— Given request —
Pull out each line of the data that includes the word "name".

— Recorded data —
========================

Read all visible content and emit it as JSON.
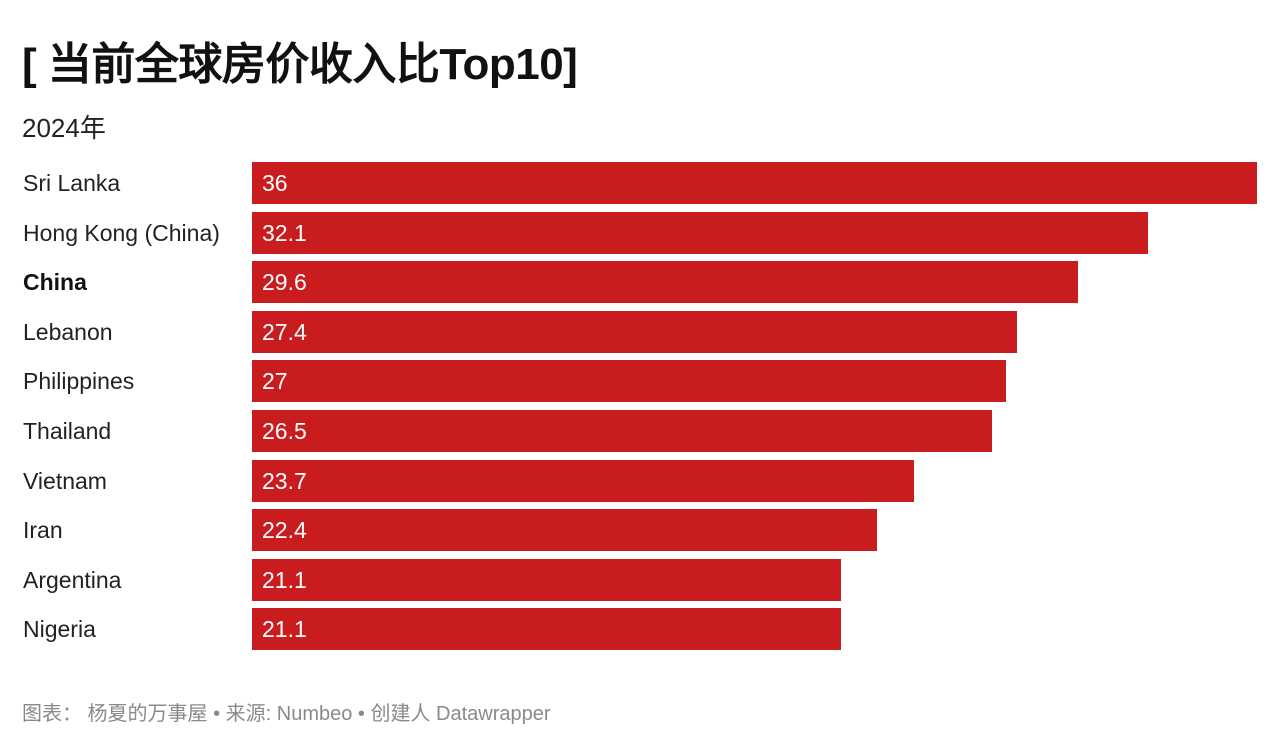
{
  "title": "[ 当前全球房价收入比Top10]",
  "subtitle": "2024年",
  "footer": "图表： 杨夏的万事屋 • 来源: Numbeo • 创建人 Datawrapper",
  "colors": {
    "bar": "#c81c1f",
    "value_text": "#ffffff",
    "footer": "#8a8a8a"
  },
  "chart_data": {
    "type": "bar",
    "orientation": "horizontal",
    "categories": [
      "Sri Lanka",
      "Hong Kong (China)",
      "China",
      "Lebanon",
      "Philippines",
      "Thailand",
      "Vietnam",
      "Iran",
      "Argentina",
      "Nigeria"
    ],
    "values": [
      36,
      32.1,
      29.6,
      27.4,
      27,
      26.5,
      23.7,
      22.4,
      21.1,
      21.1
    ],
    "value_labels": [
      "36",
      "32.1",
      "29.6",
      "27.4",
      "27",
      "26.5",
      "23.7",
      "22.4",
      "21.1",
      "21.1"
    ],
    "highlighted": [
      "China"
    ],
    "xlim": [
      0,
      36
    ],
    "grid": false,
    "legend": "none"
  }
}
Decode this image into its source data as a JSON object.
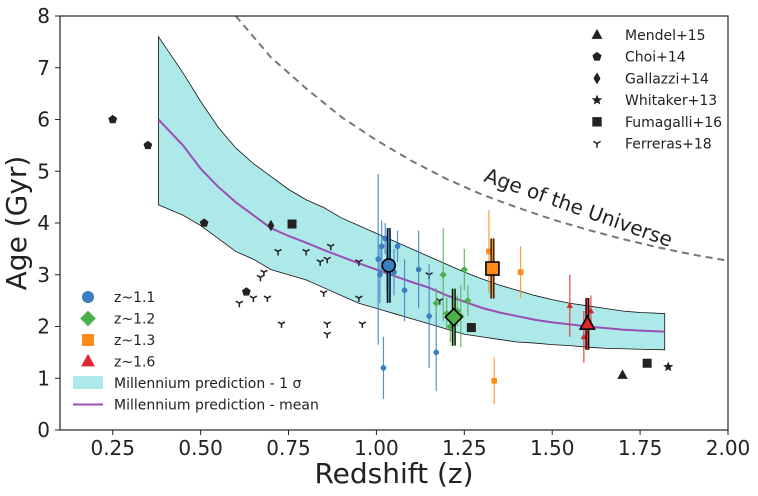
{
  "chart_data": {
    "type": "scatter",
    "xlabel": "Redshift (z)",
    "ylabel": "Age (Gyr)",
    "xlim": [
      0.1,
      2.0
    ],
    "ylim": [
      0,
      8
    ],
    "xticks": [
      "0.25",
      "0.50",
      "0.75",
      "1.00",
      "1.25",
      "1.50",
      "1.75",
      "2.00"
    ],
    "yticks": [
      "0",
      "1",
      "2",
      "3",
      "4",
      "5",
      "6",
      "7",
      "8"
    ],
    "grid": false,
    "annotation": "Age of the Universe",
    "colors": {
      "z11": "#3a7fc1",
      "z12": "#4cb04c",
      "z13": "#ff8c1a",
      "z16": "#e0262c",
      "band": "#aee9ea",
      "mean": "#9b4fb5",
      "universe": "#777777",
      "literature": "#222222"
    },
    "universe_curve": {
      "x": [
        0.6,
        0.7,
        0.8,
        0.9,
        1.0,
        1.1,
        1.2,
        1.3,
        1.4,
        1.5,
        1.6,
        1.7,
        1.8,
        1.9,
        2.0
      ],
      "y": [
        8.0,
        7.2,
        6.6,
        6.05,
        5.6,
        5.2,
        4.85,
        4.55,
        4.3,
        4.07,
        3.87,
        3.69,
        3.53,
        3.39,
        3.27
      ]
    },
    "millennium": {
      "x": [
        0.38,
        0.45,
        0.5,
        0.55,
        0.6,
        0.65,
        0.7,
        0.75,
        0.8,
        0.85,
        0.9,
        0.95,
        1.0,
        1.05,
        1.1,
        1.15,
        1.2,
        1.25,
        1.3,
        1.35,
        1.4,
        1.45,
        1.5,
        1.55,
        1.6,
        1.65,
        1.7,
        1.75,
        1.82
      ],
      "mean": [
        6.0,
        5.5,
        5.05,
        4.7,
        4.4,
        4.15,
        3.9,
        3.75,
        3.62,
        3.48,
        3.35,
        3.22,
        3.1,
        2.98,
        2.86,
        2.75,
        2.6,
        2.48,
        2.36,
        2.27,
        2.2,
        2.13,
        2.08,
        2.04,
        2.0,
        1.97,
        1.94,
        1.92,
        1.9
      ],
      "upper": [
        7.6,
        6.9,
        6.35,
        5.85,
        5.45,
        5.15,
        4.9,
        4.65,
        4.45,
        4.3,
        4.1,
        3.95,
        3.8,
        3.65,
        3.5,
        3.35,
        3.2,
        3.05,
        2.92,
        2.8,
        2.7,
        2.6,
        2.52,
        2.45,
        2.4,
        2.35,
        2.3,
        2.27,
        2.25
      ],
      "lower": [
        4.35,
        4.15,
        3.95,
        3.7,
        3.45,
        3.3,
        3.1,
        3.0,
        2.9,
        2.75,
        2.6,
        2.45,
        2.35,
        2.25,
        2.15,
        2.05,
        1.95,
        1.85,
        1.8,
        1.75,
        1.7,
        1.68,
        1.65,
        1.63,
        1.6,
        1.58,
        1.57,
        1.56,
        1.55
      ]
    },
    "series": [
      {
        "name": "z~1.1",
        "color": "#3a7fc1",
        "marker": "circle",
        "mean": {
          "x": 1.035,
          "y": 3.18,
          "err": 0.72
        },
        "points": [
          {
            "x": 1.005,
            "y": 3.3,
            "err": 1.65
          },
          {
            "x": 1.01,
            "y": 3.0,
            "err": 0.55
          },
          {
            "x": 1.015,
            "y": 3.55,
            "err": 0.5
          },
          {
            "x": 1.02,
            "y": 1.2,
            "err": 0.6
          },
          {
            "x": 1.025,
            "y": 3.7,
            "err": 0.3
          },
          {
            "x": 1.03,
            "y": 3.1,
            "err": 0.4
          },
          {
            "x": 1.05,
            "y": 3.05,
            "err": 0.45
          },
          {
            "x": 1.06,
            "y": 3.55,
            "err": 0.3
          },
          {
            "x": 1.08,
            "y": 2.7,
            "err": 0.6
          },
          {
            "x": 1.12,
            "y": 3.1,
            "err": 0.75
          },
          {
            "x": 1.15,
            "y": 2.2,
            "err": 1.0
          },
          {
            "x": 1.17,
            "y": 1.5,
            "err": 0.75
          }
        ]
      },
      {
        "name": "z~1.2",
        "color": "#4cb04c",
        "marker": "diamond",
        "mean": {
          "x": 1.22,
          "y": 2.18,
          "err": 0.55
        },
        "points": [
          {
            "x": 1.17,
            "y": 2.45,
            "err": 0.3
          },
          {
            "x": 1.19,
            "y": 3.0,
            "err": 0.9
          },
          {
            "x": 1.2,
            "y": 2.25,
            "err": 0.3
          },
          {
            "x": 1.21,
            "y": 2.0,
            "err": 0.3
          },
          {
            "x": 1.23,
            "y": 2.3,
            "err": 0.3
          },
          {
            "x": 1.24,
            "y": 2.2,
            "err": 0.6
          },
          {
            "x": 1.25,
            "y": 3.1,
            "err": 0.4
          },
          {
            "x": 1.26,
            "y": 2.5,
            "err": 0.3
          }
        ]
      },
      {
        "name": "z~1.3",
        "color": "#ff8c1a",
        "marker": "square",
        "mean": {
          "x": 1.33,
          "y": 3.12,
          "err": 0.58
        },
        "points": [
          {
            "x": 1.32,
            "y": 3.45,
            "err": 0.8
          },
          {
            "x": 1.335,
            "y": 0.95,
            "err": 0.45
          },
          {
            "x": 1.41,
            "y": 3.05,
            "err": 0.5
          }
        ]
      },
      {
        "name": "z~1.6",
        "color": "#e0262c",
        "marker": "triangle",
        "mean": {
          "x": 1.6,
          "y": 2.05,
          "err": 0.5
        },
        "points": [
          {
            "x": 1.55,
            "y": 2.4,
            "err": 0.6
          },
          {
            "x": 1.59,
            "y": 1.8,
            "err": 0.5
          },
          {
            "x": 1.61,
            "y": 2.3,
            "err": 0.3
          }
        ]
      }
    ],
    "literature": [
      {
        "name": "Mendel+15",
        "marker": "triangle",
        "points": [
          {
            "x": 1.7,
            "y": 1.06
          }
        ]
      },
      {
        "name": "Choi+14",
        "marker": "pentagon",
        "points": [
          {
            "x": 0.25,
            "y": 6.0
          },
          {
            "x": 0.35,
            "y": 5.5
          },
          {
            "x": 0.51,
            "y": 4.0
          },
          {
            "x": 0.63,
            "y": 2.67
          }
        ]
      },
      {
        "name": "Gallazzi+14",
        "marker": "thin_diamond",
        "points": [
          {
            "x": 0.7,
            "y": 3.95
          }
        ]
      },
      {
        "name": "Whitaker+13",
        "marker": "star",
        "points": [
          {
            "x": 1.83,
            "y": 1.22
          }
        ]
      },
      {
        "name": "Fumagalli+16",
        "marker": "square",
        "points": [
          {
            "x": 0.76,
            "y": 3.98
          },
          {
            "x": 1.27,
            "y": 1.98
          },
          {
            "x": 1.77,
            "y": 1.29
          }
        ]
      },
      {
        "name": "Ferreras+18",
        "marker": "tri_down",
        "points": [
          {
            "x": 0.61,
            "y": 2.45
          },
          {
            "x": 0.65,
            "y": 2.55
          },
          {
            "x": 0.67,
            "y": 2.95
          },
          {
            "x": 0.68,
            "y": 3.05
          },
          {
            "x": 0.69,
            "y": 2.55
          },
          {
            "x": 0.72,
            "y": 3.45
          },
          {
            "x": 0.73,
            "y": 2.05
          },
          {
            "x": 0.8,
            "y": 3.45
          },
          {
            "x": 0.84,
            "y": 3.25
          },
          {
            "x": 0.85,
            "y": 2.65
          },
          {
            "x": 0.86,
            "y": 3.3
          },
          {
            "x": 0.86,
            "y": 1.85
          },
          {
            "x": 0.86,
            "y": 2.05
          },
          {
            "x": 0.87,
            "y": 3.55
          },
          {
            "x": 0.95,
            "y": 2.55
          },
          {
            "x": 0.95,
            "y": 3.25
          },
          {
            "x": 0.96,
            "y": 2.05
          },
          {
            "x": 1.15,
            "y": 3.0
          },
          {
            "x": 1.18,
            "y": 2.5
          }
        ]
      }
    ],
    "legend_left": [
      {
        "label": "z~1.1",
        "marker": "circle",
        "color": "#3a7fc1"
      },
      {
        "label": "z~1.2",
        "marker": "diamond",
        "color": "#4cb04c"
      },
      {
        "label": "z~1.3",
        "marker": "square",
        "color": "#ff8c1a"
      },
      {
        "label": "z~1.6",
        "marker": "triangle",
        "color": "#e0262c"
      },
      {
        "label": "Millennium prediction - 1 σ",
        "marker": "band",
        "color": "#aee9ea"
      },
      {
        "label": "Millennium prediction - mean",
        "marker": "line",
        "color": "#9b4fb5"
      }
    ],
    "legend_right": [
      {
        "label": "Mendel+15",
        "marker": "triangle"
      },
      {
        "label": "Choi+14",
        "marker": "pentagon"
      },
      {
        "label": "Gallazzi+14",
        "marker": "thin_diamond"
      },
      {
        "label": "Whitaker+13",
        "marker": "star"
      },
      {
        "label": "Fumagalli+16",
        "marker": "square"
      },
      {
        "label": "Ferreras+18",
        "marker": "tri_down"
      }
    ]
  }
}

========================

— Result —
        "name": "z~1.1",
        "name": "z~1.2",
        "name": "z~1.3",
        "name": "z~1.6",
        "name": "Mendel+15",
        "name": "Choi+14",
        "name": "Gallazzi+14",
        "name": "Whitaker+13",
        "name": "Fumagalli+16",
        "name": "Ferreras+18",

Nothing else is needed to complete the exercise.